- **SUPPLIED RECORDS**
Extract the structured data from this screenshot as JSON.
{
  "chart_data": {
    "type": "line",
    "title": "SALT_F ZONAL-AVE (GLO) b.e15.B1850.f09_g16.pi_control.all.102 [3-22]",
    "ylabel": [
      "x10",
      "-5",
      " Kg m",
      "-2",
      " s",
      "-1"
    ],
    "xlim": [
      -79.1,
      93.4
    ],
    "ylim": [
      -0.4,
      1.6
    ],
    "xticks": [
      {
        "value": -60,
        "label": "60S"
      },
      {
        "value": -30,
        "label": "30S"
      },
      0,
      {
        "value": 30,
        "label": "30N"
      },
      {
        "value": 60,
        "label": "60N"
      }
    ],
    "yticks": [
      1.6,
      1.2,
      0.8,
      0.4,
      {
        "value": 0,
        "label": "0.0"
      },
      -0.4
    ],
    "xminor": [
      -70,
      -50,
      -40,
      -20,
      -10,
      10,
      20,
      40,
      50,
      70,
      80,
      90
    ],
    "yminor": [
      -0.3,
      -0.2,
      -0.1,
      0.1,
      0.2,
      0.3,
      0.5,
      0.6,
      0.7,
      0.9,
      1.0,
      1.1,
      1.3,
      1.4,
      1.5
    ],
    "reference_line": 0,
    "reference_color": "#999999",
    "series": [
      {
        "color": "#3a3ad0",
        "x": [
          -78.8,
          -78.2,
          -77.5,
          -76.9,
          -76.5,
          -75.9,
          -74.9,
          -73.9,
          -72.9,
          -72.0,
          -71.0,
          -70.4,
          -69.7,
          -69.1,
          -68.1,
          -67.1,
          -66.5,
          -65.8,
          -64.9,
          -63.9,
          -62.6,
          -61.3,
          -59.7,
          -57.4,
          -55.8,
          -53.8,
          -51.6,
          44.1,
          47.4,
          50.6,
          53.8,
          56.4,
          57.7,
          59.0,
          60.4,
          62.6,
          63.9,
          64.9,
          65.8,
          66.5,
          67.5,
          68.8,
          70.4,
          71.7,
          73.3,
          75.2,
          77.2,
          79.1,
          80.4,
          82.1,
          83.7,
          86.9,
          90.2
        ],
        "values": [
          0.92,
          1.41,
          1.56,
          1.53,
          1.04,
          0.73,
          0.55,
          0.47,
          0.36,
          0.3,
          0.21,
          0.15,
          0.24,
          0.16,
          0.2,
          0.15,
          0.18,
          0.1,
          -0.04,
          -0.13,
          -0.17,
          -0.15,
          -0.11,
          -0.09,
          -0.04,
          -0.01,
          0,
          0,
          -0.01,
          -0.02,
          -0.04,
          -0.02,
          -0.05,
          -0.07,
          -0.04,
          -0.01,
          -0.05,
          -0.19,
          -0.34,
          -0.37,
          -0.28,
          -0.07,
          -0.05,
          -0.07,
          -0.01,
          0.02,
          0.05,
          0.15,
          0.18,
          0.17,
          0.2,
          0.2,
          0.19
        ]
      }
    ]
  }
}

- **EXERCISE TASK**
Each entry is to be returned in full, character for character.

- **EXERCISE RESULT**
Extract the structured data from this screenshot as JSON.
{
  "chart_data": {
    "type": "line",
    "title": "SALT_F ZONAL-AVE (GLO) b.e15.B1850.f09_g16.pi_control.all.102 [3-22]",
    "ylabel": [
      "x10",
      "-5",
      " Kg m",
      "-2",
      " s",
      "-1"
    ],
    "xlim": [
      -79.1,
      93.4
    ],
    "ylim": [
      -0.4,
      1.6
    ],
    "xticks": [
      {
        "value": -60,
        "label": "60S"
      },
      {
        "value": -30,
        "label": "30S"
      },
      0,
      {
        "value": 30,
        "label": "30N"
      },
      {
        "value": 60,
        "label": "60N"
      }
    ],
    "yticks": [
      1.6,
      1.2,
      0.8,
      0.4,
      {
        "value": 0,
        "label": "0.0"
      },
      -0.4
    ],
    "xminor": [
      -70,
      -50,
      -40,
      -20,
      -10,
      10,
      20,
      40,
      50,
      70,
      80,
      90
    ],
    "yminor": [
      -0.3,
      -0.2,
      -0.1,
      0.1,
      0.2,
      0.3,
      0.5,
      0.6,
      0.7,
      0.9,
      1.0,
      1.1,
      1.3,
      1.4,
      1.5
    ],
    "reference_line": 0,
    "reference_color": "#999999",
    "series": [
      {
        "color": "#3a3ad0",
        "x": [
          -78.8,
          -78.2,
          -77.5,
          -76.9,
          -76.5,
          -75.9,
          -74.9,
          -73.9,
          -72.9,
          -72.0,
          -71.0,
          -70.4,
          -69.7,
          -69.1,
          -68.1,
          -67.1,
          -66.5,
          -65.8,
          -64.9,
          -63.9,
          -62.6,
          -61.3,
          -59.7,
          -57.4,
          -55.8,
          -53.8,
          -51.6,
          44.1,
          47.4,
          50.6,
          53.8,
          56.4,
          57.7,
          59.0,
          60.4,
          62.6,
          63.9,
          64.9,
          65.8,
          66.5,
          67.5,
          68.8,
          70.4,
          71.7,
          73.3,
          75.2,
          77.2,
          79.1,
          80.4,
          82.1,
          83.7,
          86.9,
          90.2
        ],
        "values": [
          0.92,
          1.41,
          1.56,
          1.53,
          1.04,
          0.73,
          0.55,
          0.47,
          0.36,
          0.3,
          0.21,
          0.15,
          0.24,
          0.16,
          0.2,
          0.15,
          0.18,
          0.1,
          -0.04,
          -0.13,
          -0.17,
          -0.15,
          -0.11,
          -0.09,
          -0.04,
          -0.01,
          0,
          0,
          -0.01,
          -0.02,
          -0.04,
          -0.02,
          -0.05,
          -0.07,
          -0.04,
          -0.01,
          -0.05,
          -0.19,
          -0.34,
          -0.37,
          -0.28,
          -0.07,
          -0.05,
          -0.07,
          -0.01,
          0.02,
          0.05,
          0.15,
          0.18,
          0.17,
          0.2,
          0.2,
          0.19
        ]
      }
    ]
  }
}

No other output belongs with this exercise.